-------- EXERCISE TEXT --------

On Wednesday, 16 May 2012 22:58:35 UTC+1, kimchy wrote:

If you are using the Java API, then you can get the current version and
provided version in the VersionConflictEngineException, if you are
using the REST API, your best bet is to parse it. I have been meaning to
allow for "failures" to be serialized into json (for example) to provide
more metadata on the failure itself for the REST API.

On Wed, May 16, 2012 at 11:39 AM, Michael Snell michael@snell.comwrote:

Hi - Currently, when using external versioning, Elasticsearch always
returns the same error when there is a version number conflict, eg:

VersionConflictEngineException**[[twitter][2] [tweet][1]: version
conflict, current [3], required [2]]

Is it possible to change this so that a different error is returned when
neither the version number nor the data has changed? In other words, it
should be possible to differentiate between attempting to reindex the same
data with the same version number (which is inefficient but harmless) with
attempting to index different data with the same version number (which
indicates a bug version numbering in the source system).

Hi - We've now implemented this ourselves, ie if a
VersionConflictEngineException is returned, use a regexp to extract the
current and provided version number. If they are equal, get the current
source in Elasticsearch and compare with the source we are trying to index.
Only raise an error if they differ.

This seems to work well enough, but I'm sure it would be more efficient if
Elasticsearch did this internally - perhaps a features request could be
raised for a future version?

On Sunday, 20 May 2012 20:41:24 UTC+1, kimchy wrote:

Ahh, I see. Since the index response does not return the data indexed on
version conflict failure, then no, you can't. You could do a get before and
then possibly compare, and use the version returned from get to update the
data...

--------

### TASKS AND EXERCISES
**1.** Reproduce, word for word, the passage of the Elasticsearch version-conflict thread starting with "Is it possible" and going on through "trying to index.".
**2.** Continue the Elasticsearch version-conflict thread from the point where it stops.

-------- EXTRACTED MATERIAL --------

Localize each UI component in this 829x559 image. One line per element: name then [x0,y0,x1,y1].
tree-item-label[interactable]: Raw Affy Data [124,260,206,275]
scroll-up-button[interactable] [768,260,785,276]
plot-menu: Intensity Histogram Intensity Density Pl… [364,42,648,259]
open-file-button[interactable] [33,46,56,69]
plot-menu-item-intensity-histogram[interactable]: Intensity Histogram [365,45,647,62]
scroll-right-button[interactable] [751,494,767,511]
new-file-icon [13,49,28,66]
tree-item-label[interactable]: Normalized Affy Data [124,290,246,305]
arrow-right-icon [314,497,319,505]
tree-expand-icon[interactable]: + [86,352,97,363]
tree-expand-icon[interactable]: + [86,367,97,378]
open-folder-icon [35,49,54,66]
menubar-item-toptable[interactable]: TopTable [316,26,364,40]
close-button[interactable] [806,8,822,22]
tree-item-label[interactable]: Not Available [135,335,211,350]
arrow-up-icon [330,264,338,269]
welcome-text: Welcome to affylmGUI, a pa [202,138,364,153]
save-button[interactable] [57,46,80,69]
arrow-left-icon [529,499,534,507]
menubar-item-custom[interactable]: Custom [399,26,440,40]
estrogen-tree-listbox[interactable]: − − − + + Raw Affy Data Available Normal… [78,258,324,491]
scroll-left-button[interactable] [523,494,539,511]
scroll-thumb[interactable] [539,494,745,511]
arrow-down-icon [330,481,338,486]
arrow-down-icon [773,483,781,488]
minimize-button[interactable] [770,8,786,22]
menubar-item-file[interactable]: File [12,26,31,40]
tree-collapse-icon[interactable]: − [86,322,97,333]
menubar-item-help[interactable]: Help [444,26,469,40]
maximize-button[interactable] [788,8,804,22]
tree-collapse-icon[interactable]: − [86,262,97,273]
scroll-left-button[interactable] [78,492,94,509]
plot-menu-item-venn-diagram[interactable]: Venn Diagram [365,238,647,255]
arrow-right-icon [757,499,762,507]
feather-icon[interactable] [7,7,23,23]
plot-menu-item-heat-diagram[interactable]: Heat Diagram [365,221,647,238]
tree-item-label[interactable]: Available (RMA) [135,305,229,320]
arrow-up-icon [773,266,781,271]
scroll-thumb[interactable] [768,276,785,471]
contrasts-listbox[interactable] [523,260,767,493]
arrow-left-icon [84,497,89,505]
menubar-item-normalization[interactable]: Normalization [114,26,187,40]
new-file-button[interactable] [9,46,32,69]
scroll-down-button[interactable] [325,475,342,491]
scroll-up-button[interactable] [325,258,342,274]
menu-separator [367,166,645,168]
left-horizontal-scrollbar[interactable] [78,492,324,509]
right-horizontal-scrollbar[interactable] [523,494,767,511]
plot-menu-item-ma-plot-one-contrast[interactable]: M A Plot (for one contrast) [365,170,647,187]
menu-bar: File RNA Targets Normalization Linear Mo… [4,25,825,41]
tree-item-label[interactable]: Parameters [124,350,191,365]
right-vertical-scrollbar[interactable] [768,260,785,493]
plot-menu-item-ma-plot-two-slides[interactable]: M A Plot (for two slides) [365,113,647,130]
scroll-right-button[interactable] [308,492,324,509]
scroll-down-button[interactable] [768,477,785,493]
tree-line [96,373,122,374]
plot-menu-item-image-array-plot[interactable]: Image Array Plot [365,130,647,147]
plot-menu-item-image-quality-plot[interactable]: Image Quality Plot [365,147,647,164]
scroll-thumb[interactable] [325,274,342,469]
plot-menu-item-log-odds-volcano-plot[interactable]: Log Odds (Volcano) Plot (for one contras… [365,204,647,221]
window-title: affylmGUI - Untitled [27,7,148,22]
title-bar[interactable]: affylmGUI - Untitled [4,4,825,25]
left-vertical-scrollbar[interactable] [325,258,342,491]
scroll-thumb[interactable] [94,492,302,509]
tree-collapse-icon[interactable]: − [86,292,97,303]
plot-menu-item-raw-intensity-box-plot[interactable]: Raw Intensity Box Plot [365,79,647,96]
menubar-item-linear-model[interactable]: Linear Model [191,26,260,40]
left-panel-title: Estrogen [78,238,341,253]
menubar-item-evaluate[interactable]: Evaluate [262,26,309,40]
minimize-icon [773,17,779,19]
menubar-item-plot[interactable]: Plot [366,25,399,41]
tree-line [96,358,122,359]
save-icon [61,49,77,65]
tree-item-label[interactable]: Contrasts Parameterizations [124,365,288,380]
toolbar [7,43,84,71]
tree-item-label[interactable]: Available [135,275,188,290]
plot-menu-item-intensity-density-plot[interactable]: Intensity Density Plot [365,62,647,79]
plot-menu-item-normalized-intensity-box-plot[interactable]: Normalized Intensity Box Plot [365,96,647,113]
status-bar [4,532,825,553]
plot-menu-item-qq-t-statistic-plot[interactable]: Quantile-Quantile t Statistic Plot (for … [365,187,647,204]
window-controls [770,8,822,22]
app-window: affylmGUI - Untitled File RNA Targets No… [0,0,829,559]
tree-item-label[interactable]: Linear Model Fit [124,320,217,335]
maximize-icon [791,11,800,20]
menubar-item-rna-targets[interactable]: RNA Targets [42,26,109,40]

--------

### ANSWERS
**1.**
Is it possible to change this so that a different error is returned when
neither the version number nor the data has changed? In other words, it
should be possible to differentiate between attempting to reindex the same
data with the same version number (which is inefficient but harmless) with
attempting to index different data with the same version number (which
indicates a bug version numbering in the source system).

Hi - We've now implemented this ourselves, ie if a
VersionConflictEngineException is returned, use a regexp to extract the
current and provided version number. If they are equal, get the current
source in Elasticsearch and compare with the source we are trying to index.

**2.**
On Thu, May 17, 2012 at 9:52 AM, Michael Snell michael@snell.com wrote:

Hi - I don't think I explained the problem clearly: The issue is, given
that we can already tell the version number hasn't changed, can we tell
whether the data itself has changed or not?

In our case, we use the Java API and already parse out the current and
provided version number from the error string (using a regular expression)
so we know if we've attempted to index the same version. However, we need
to differentiate between:

  1. Same version and same data: Inefficient but harmless, we'd like to
    ignore this (could be caused for example by indexing a list of items which
    include some which have not actually changed)

  2. Same version but different data: This indicates a data inconsistency,
    so we'd like to raise an exception if this occurs (could be caused for
    example by attempting to index data which has been updated in the database
    via a manual SQL update, but without the version column being incremented)

On Wednesday, 16 May 2012 22:58:35 UTC+1, kimchy wrote:

If you are using the Java API, then you can get the current version and
provided version in the VersionConflictEngineException, if you are
using the REST API, your best bet is to parse it. I have been meaning to
allow for "failures" to be serialized into json (for example) to provide
more metadata on the failure itself for the REST API.

On Wed, May 16, 2012 at 11:39 AM, Michael Snell michael@snell.comwrote:

Hi - Currently, when using external versioning, Elasticsearch always
returns the same error when there is a version number conflict, eg:

VersionConflictEngineException**[[twitter][2] [tweet][1]: version
conflict, current [3], required [2]]

Is it possible to change this so that a different error is returned
when neither the version number nor the data has changed? In other words,
it should be possible to differentiate between attempting to reindex the
same data with the same version number (which is inefficient but harmless)
with attempting to index different data with the same version number (which
indicates a bug version numbering in the source system).